Document structure recognition data
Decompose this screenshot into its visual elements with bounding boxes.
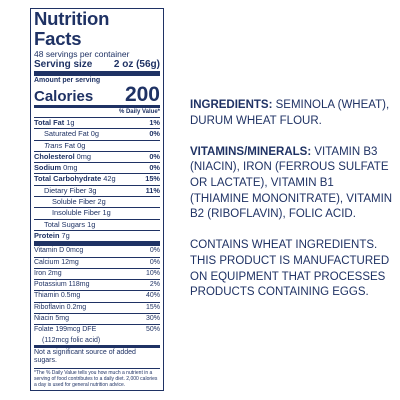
- vitamin-row: Thiamin 0.5mg 40%: [34, 291, 160, 303]
- saturated-fat-label: Saturated Fat: [44, 129, 89, 139]
- amount-per-serving: Amount per serving: [34, 77, 101, 84]
- nutrition-facts-panel: Nutrition Facts 48 servings per containe…: [30, 8, 164, 391]
- total-fat-pct: 1%: [149, 118, 160, 127]
- vitamin-row: Niacin 5mg 30%: [34, 314, 160, 326]
- vitamin-pct: 40%: [145, 292, 160, 300]
- vitamin-row: Calcium 12mg 0%: [34, 258, 160, 269]
- ingredients-label: INGREDIENTS:: [190, 99, 273, 111]
- vitamin-label: Niacin 5mg: [34, 315, 70, 323]
- cholesterol-row: Cholesterol 0mg 0%: [34, 151, 160, 164]
- vitamin-pct: 10%: [145, 269, 160, 277]
- sodium-label: Sodium: [34, 163, 62, 173]
- total-fat-label: Total Fat: [34, 118, 65, 127]
- soluble-fiber-value: 2g: [97, 197, 106, 207]
- trans-fat-label-suffix: Fat: [62, 140, 76, 150]
- vitamin-row: Folate 199mcg DFE 50%: [34, 325, 160, 335]
- cholesterol-label: Cholesterol: [34, 151, 75, 161]
- daily-value-footnote: *The % Daily Value tells you how much a …: [34, 369, 158, 388]
- total-fat-row: Total Fat 1g 1%: [34, 118, 160, 130]
- servings-per-container: 48 servings per container: [34, 49, 130, 59]
- vitamins-minerals-paragraph: VITAMINS/MINERALS: VITAMIN B3 (NIACIN), …: [190, 145, 395, 223]
- insoluble-fiber-label: Insoluble Fiber: [52, 208, 101, 218]
- vitamin-pct: 15%: [145, 303, 160, 311]
- trans-fat-label: Trans: [44, 140, 63, 150]
- serving-size-label: Serving size: [34, 59, 93, 70]
- serving-size-row: Serving size 2 oz (56g): [34, 59, 160, 76]
- ingredients-text: SEMINOLA (WHEAT), DURUM WHEAT FLOUR.: [190, 99, 390, 127]
- vitamin-row: Iron 2mg 10%: [34, 269, 160, 281]
- vitamin-row: Riboflavin 0.2mg 15%: [34, 303, 160, 315]
- vitamin-pct: 0%: [149, 247, 160, 255]
- vitamins-minerals-label: VITAMINS/MINERALS:: [190, 145, 312, 158]
- saturated-fat-pct: 0%: [149, 129, 160, 139]
- vitamin-pct: 50%: [145, 326, 160, 334]
- vitamin-pct: 30%: [145, 315, 160, 323]
- saturated-fat-value: 0g: [90, 129, 100, 139]
- total-fat-value: 1g: [66, 118, 75, 127]
- cholesterol-pct: 0%: [149, 151, 160, 161]
- ingredients-section: INGREDIENTS: SEMINOLA (WHEAT), DURUM WHE…: [190, 98, 395, 316]
- total-sugars-row: Total Sugars 1g: [34, 220, 160, 231]
- vitamin-pct: 2%: [149, 281, 160, 289]
- folic-acid-note: (112mcg folic acid): [34, 336, 160, 348]
- protein-value: 7g: [61, 230, 70, 240]
- vitamin-label: Folate 199mcg DFE: [34, 326, 97, 334]
- insoluble-fiber-row: Insoluble Fiber 1g: [34, 208, 160, 220]
- total-sugars-label: Total Sugars: [44, 219, 86, 229]
- total-carb-row: Total Carbohydrate 42g 15%: [34, 174, 160, 186]
- vitamin-pct: 0%: [149, 258, 160, 266]
- sodium-value: 0mg: [63, 163, 78, 173]
- dietary-fiber-pct: 11%: [145, 185, 160, 195]
- calories-value: 200: [124, 83, 160, 106]
- dietary-fiber-row: Dietary Fiber 3g 11%: [34, 185, 160, 198]
- allergen-statement: CONTAINS WHEAT INGREDIENTS. THIS PRODUCT…: [190, 239, 390, 299]
- protein-label: Protein: [34, 230, 60, 240]
- daily-value-header: % Daily Value*: [34, 108, 160, 118]
- ingredients-paragraph: INGREDIENTS: SEMINOLA (WHEAT), DURUM WHE…: [190, 98, 395, 129]
- vitamin-label: Iron 2mg: [34, 269, 62, 277]
- total-carb-value: 42g: [103, 174, 116, 184]
- vitamin-row: Vitamin D 0mcg 0%: [34, 246, 160, 258]
- dietary-fiber-value: 3g: [88, 185, 97, 195]
- calories-label: Calories: [34, 88, 94, 105]
- dietary-fiber-label: Dietary Fiber: [44, 185, 87, 195]
- protein-row: Protein 7g: [34, 230, 160, 247]
- insoluble-fiber-value: 1g: [102, 208, 111, 218]
- total-carb-pct: 15%: [145, 174, 160, 184]
- vitamin-row: Potassium 118mg 2%: [34, 280, 160, 292]
- vitamins-minerals-text: VITAMIN B3 (NIACIN), IRON (FERROUS SULFA…: [190, 145, 393, 221]
- soluble-fiber-row: Soluble Fiber 2g: [34, 197, 160, 209]
- sodium-pct: 0%: [149, 163, 160, 173]
- calories-row: Calories 200: [34, 83, 160, 108]
- cholesterol-value: 0mg: [76, 151, 92, 161]
- vitamin-label: Potassium 118mg: [34, 281, 90, 289]
- saturated-fat-row: Saturated Fat 0g 0%: [34, 129, 160, 141]
- total-carb-label: Total Carbohydrate: [34, 174, 102, 184]
- total-sugars-value: 1g: [87, 219, 96, 229]
- vitamin-label: Vitamin D 0mcg: [34, 247, 84, 255]
- vitamin-label: Calcium 12mg: [34, 258, 79, 266]
- sodium-row: Sodium 0mg 0%: [34, 163, 160, 175]
- vitamin-label: Riboflavin 0.2mg: [34, 303, 87, 311]
- added-sugars-note: Not a significant source of added sugars…: [34, 348, 160, 369]
- trans-fat-row: Trans Fat 0g: [34, 141, 160, 152]
- trans-fat-value: 0g: [77, 140, 86, 150]
- nutrition-title: Nutrition Facts: [34, 8, 110, 49]
- vitamin-label: Thiamin 0.5mg: [34, 292, 81, 300]
- serving-size-value: 2 oz (56g): [113, 59, 160, 70]
- soluble-fiber-label: Soluble Fiber: [52, 197, 96, 207]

EXERCISE DESCRIPTION: Return every entry above word for word, leaving pictures out.

SOLUTION FOR THIS EXERCISE:
Decompose this screenshot into its visual elements with bounding boxes.
- vitamin-row: Thiamin 0.5mg 40%: [34, 291, 160, 303]
- saturated-fat-label: Saturated Fat: [44, 129, 89, 139]
- amount-per-serving: Amount per serving: [34, 77, 101, 84]
- nutrition-facts-panel: Nutrition Facts 48 servings per containe…: [30, 8, 164, 391]
- total-fat-pct: 1%: [149, 118, 160, 127]
- vitamin-row: Niacin 5mg 30%: [34, 314, 160, 326]
- vitamin-pct: 40%: [145, 292, 160, 300]
- vitamin-row: Calcium 12mg 0%: [34, 258, 160, 269]
- ingredients-label: INGREDIENTS:: [190, 99, 273, 111]
- vitamin-label: Niacin 5mg: [34, 315, 70, 323]
- cholesterol-row: Cholesterol 0mg 0%: [34, 151, 160, 164]
- vitamin-pct: 10%: [145, 269, 160, 277]
- sodium-label: Sodium: [34, 163, 62, 173]
- total-fat-label: Total Fat: [34, 118, 65, 127]
- soluble-fiber-value: 2g: [97, 197, 106, 207]
- trans-fat-label-suffix: Fat: [62, 140, 76, 150]
- vitamin-row: Folate 199mcg DFE 50%: [34, 325, 160, 335]
- cholesterol-label: Cholesterol: [34, 151, 75, 161]
- daily-value-footnote: *The % Daily Value tells you how much a …: [34, 369, 158, 388]
- total-fat-row: Total Fat 1g 1%: [34, 118, 160, 130]
- servings-per-container: 48 servings per container: [34, 49, 130, 59]
- vitamins-minerals-paragraph: VITAMINS/MINERALS: VITAMIN B3 (NIACIN), …: [190, 145, 395, 223]
- insoluble-fiber-label: Insoluble Fiber: [52, 208, 101, 218]
- vitamin-pct: 15%: [145, 303, 160, 311]
- trans-fat-label: Trans: [44, 140, 63, 150]
- serving-size-label: Serving size: [34, 59, 93, 70]
- serving-size-row: Serving size 2 oz (56g): [34, 59, 160, 76]
- ingredients-text: SEMINOLA (WHEAT), DURUM WHEAT FLOUR.: [190, 99, 390, 127]
- vitamin-row: Iron 2mg 10%: [34, 269, 160, 281]
- vitamin-row: Riboflavin 0.2mg 15%: [34, 303, 160, 315]
- vitamin-pct: 0%: [149, 247, 160, 255]
- vitamins-minerals-label: VITAMINS/MINERALS:: [190, 145, 312, 158]
- saturated-fat-pct: 0%: [149, 129, 160, 139]
- vitamin-pct: 50%: [145, 326, 160, 334]
- vitamin-pct: 30%: [145, 315, 160, 323]
- saturated-fat-value: 0g: [90, 129, 100, 139]
- total-fat-value: 1g: [66, 118, 75, 127]
- cholesterol-pct: 0%: [149, 151, 160, 161]
- ingredients-section: INGREDIENTS: SEMINOLA (WHEAT), DURUM WHE…: [190, 98, 395, 316]
- total-sugars-row: Total Sugars 1g: [34, 220, 160, 231]
- vitamin-pct: 2%: [149, 281, 160, 289]
- folic-acid-note: (112mcg folic acid): [34, 336, 160, 348]
- protein-value: 7g: [61, 230, 70, 240]
- vitamin-label: Folate 199mcg DFE: [34, 326, 97, 334]
- insoluble-fiber-row: Insoluble Fiber 1g: [34, 208, 160, 220]
- total-sugars-label: Total Sugars: [44, 219, 86, 229]
- total-carb-row: Total Carbohydrate 42g 15%: [34, 174, 160, 186]
- vitamin-pct: 0%: [149, 258, 160, 266]
- sodium-value: 0mg: [63, 163, 78, 173]
- dietary-fiber-pct: 11%: [145, 185, 160, 195]
- calories-value: 200: [124, 83, 160, 106]
- dietary-fiber-row: Dietary Fiber 3g 11%: [34, 185, 160, 198]
- allergen-statement: CONTAINS WHEAT INGREDIENTS. THIS PRODUCT…: [190, 239, 390, 299]
- protein-label: Protein: [34, 230, 60, 240]
- daily-value-header: % Daily Value*: [34, 108, 160, 118]
- ingredients-paragraph: INGREDIENTS: SEMINOLA (WHEAT), DURUM WHE…: [190, 98, 395, 129]
- vitamin-label: Iron 2mg: [34, 269, 62, 277]
- total-carb-value: 42g: [103, 174, 116, 184]
- vitamin-row: Vitamin D 0mcg 0%: [34, 246, 160, 258]
- dietary-fiber-value: 3g: [88, 185, 97, 195]
- calories-label: Calories: [34, 88, 94, 105]
- dietary-fiber-label: Dietary Fiber: [44, 185, 87, 195]
- protein-row: Protein 7g: [34, 230, 160, 247]
- insoluble-fiber-value: 1g: [102, 208, 111, 218]
- total-carb-pct: 15%: [145, 174, 160, 184]
- vitamin-row: Potassium 118mg 2%: [34, 280, 160, 292]
- vitamins-minerals-text: VITAMIN B3 (NIACIN), IRON (FERROUS SULFA…: [190, 145, 393, 221]
- soluble-fiber-row: Soluble Fiber 2g: [34, 197, 160, 209]
- sodium-pct: 0%: [149, 163, 160, 173]
- calories-row: Calories 200: [34, 83, 160, 108]
- cholesterol-value: 0mg: [76, 151, 92, 161]
- vitamin-label: Potassium 118mg: [34, 281, 90, 289]
- saturated-fat-row: Saturated Fat 0g 0%: [34, 129, 160, 141]
- total-carb-label: Total Carbohydrate: [34, 174, 102, 184]
- total-sugars-value: 1g: [87, 219, 96, 229]
- vitamin-label: Vitamin D 0mcg: [34, 247, 84, 255]
- vitamin-label: Calcium 12mg: [34, 258, 79, 266]
- sodium-row: Sodium 0mg 0%: [34, 163, 160, 175]
- vitamin-label: Riboflavin 0.2mg: [34, 303, 87, 311]
- added-sugars-note: Not a significant source of added sugars…: [34, 348, 160, 369]
- trans-fat-row: Trans Fat 0g: [34, 141, 160, 152]
- trans-fat-value: 0g: [77, 140, 86, 150]
- nutrition-title: Nutrition Facts: [34, 8, 110, 49]
- vitamin-label: Thiamin 0.5mg: [34, 292, 81, 300]
- serving-size-value: 2 oz (56g): [113, 59, 160, 70]
- soluble-fiber-label: Soluble Fiber: [52, 197, 96, 207]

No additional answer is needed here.